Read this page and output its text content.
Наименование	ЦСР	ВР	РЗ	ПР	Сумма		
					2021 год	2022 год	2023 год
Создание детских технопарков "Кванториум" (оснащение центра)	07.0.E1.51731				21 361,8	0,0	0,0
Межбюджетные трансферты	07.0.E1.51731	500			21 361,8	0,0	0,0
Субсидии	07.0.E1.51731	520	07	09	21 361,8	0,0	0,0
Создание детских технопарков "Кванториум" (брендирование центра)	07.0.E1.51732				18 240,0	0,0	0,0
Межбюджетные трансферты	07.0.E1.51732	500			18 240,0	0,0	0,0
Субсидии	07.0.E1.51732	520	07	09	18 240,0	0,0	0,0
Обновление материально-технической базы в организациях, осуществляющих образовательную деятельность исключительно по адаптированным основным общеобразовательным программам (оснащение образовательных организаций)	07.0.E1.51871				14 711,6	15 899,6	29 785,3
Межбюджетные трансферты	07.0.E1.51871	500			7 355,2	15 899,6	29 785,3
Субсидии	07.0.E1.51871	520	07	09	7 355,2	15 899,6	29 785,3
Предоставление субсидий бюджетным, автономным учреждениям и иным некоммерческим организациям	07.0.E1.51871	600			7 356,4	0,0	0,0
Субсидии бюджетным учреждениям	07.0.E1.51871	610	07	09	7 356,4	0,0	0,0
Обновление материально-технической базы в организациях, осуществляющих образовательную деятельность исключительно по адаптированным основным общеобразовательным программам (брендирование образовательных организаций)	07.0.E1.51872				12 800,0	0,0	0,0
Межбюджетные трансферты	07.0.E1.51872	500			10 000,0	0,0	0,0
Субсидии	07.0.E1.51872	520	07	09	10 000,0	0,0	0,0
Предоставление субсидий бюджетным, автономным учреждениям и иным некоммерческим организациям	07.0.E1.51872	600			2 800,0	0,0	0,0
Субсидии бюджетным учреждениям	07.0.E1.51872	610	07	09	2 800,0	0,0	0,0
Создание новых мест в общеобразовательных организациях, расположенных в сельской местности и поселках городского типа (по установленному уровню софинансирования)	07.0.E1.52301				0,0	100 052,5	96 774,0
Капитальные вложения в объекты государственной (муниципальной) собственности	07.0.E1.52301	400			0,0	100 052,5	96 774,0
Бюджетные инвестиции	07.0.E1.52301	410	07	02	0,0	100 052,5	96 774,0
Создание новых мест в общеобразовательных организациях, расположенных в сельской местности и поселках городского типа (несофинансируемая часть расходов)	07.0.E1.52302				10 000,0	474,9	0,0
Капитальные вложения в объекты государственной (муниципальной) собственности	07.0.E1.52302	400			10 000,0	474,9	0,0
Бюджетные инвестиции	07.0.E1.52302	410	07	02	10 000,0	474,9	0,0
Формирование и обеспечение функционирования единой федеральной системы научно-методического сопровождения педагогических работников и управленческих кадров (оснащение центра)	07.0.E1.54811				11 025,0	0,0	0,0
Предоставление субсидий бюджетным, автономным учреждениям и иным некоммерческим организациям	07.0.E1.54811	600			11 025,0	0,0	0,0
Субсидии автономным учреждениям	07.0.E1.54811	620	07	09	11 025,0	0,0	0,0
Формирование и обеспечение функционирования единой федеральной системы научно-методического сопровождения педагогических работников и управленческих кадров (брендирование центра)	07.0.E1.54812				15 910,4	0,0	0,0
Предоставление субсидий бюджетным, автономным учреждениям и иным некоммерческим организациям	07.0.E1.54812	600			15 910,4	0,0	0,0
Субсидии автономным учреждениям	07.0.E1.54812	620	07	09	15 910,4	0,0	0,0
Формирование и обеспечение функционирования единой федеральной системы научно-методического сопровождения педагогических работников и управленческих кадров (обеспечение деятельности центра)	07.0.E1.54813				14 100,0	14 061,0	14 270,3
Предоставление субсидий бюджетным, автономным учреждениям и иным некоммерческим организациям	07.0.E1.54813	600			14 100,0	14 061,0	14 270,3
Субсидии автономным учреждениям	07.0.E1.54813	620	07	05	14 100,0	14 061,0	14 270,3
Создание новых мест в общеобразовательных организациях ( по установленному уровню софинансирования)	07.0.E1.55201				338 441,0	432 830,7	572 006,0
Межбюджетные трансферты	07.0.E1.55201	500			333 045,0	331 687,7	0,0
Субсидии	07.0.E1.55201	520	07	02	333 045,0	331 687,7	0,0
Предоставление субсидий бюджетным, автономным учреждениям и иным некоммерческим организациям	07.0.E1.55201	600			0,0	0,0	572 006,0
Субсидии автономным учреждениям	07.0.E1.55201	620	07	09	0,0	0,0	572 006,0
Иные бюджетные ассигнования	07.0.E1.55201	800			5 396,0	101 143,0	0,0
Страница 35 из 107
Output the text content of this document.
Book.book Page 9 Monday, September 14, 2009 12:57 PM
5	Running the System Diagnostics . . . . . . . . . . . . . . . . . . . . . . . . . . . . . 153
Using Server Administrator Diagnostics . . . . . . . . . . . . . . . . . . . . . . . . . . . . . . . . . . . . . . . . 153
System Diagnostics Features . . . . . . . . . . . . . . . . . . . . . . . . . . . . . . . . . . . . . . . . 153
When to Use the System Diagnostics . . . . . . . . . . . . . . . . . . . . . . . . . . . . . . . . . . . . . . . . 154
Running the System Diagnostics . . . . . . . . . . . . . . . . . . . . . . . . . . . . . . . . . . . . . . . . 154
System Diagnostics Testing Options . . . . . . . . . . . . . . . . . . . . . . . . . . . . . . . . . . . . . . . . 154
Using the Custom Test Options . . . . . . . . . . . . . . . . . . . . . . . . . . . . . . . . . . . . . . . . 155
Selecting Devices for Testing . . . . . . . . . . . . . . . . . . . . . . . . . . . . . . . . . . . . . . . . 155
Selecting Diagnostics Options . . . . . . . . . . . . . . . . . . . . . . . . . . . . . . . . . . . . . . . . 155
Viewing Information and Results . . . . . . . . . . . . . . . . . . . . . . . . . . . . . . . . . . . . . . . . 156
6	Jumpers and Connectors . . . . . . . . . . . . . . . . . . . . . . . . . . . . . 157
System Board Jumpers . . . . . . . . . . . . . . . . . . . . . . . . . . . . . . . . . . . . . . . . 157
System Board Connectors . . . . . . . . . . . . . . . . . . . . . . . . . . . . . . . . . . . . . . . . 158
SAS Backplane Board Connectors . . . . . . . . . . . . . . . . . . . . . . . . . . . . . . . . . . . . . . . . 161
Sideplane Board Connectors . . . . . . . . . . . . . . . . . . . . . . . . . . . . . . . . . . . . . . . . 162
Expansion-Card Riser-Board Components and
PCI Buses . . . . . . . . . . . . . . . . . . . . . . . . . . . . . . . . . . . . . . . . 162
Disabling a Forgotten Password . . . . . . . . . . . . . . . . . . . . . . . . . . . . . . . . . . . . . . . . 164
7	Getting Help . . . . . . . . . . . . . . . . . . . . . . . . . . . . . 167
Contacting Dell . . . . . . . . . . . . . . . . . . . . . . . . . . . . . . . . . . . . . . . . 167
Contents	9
★ ★ ★ ★ ★
* Task description *
List all lines above in which the string "Using" appears.

* Right answer *
Using Server Administrator Diagnostics . . . . . . . . . . . . . . . . . . . . . . . . . . . . . . . . . . . . . . . . 153
Using the Custom Test Options . . . . . . . . . . . . . . . . . . . . . . . . . . . . . . . . . . . . . . . . 155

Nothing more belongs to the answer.